◆ DATA FOR PROCESSING
────
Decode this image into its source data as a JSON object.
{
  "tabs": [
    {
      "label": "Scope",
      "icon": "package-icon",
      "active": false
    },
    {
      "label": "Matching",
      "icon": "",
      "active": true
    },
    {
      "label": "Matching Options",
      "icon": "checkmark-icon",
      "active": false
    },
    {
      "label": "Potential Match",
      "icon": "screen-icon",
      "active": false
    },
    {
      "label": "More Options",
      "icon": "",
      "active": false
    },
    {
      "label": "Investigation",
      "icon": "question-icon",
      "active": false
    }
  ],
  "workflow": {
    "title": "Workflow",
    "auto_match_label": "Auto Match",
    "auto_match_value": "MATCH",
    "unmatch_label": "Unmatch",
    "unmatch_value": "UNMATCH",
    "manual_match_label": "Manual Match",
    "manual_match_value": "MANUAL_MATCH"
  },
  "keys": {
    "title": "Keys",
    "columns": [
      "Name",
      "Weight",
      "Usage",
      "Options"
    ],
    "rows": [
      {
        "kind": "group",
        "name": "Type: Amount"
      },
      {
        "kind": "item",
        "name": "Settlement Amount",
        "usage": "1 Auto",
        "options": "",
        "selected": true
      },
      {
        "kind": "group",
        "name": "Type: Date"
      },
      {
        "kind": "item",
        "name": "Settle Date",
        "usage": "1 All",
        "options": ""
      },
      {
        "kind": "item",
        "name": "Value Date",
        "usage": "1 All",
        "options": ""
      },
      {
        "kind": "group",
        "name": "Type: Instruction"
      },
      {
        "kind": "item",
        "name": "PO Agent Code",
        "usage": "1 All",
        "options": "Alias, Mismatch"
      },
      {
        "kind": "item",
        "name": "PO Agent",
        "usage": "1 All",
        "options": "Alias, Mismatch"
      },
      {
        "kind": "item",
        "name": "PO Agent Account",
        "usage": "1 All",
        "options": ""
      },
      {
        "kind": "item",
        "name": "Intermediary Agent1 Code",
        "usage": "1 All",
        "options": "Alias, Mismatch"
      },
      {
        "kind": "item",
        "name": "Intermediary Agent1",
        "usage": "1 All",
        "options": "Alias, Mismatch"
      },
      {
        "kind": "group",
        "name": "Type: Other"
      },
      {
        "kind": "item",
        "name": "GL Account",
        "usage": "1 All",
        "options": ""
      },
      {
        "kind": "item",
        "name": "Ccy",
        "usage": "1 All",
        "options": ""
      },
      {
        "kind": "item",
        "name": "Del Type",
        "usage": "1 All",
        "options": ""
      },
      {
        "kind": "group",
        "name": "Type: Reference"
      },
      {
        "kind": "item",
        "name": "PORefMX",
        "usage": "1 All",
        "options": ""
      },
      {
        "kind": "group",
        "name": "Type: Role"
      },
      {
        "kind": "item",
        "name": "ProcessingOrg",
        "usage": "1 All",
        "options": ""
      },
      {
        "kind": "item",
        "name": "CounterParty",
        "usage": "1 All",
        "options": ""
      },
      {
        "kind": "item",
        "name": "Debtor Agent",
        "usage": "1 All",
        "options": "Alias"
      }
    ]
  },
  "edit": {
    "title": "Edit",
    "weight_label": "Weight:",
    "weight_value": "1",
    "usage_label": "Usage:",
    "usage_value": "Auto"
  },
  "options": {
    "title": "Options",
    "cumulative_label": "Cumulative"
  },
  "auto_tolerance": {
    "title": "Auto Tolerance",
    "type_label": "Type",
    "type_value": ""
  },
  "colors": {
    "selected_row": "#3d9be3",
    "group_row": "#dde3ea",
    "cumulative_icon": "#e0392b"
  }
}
────
◆ WORK TO COMPLETE
Return all the data exactly as given.

◆ RESULT OF THE EXERCISE
Decode this image into its source data as a JSON object.
{
  "tabs": [
    {
      "label": "Scope",
      "icon": "package-icon",
      "active": false
    },
    {
      "label": "Matching",
      "icon": "",
      "active": true
    },
    {
      "label": "Matching Options",
      "icon": "checkmark-icon",
      "active": false
    },
    {
      "label": "Potential Match",
      "icon": "screen-icon",
      "active": false
    },
    {
      "label": "More Options",
      "icon": "",
      "active": false
    },
    {
      "label": "Investigation",
      "icon": "question-icon",
      "active": false
    }
  ],
  "workflow": {
    "title": "Workflow",
    "auto_match_label": "Auto Match",
    "auto_match_value": "MATCH",
    "unmatch_label": "Unmatch",
    "unmatch_value": "UNMATCH",
    "manual_match_label": "Manual Match",
    "manual_match_value": "MANUAL_MATCH"
  },
  "keys": {
    "title": "Keys",
    "columns": [
      "Name",
      "Weight",
      "Usage",
      "Options"
    ],
    "rows": [
      {
        "kind": "group",
        "name": "Type: Amount"
      },
      {
        "kind": "item",
        "name": "Settlement Amount",
        "usage": "1 Auto",
        "options": "",
        "selected": true
      },
      {
        "kind": "group",
        "name": "Type: Date"
      },
      {
        "kind": "item",
        "name": "Settle Date",
        "usage": "1 All",
        "options": ""
      },
      {
        "kind": "item",
        "name": "Value Date",
        "usage": "1 All",
        "options": ""
      },
      {
        "kind": "group",
        "name": "Type: Instruction"
      },
      {
        "kind": "item",
        "name": "PO Agent Code",
        "usage": "1 All",
        "options": "Alias, Mismatch"
      },
      {
        "kind": "item",
        "name": "PO Agent",
        "usage": "1 All",
        "options": "Alias, Mismatch"
      },
      {
        "kind": "item",
        "name": "PO Agent Account",
        "usage": "1 All",
        "options": ""
      },
      {
        "kind": "item",
        "name": "Intermediary Agent1 Code",
        "usage": "1 All",
        "options": "Alias, Mismatch"
      },
      {
        "kind": "item",
        "name": "Intermediary Agent1",
        "usage": "1 All",
        "options": "Alias, Mismatch"
      },
      {
        "kind": "group",
        "name": "Type: Other"
      },
      {
        "kind": "item",
        "name": "GL Account",
        "usage": "1 All",
        "options": ""
      },
      {
        "kind": "item",
        "name": "Ccy",
        "usage": "1 All",
        "options": ""
      },
      {
        "kind": "item",
        "name": "Del Type",
        "usage": "1 All",
        "options": ""
      },
      {
        "kind": "group",
        "name": "Type: Reference"
      },
      {
        "kind": "item",
        "name": "PORefMX",
        "usage": "1 All",
        "options": ""
      },
      {
        "kind": "group",
        "name": "Type: Role"
      },
      {
        "kind": "item",
        "name": "ProcessingOrg",
        "usage": "1 All",
        "options": ""
      },
      {
        "kind": "item",
        "name": "CounterParty",
        "usage": "1 All",
        "options": ""
      },
      {
        "kind": "item",
        "name": "Debtor Agent",
        "usage": "1 All",
        "options": "Alias"
      }
    ]
  },
  "edit": {
    "title": "Edit",
    "weight_label": "Weight:",
    "weight_value": "1",
    "usage_label": "Usage:",
    "usage_value": "Auto"
  },
  "options": {
    "title": "Options",
    "cumulative_label": "Cumulative"
  },
  "auto_tolerance": {
    "title": "Auto Tolerance",
    "type_label": "Type",
    "type_value": ""
  },
  "colors": {
    "selected_row": "#3d9be3",
    "group_row": "#dde3ea",
    "cumulative_icon": "#e0392b"
  }
}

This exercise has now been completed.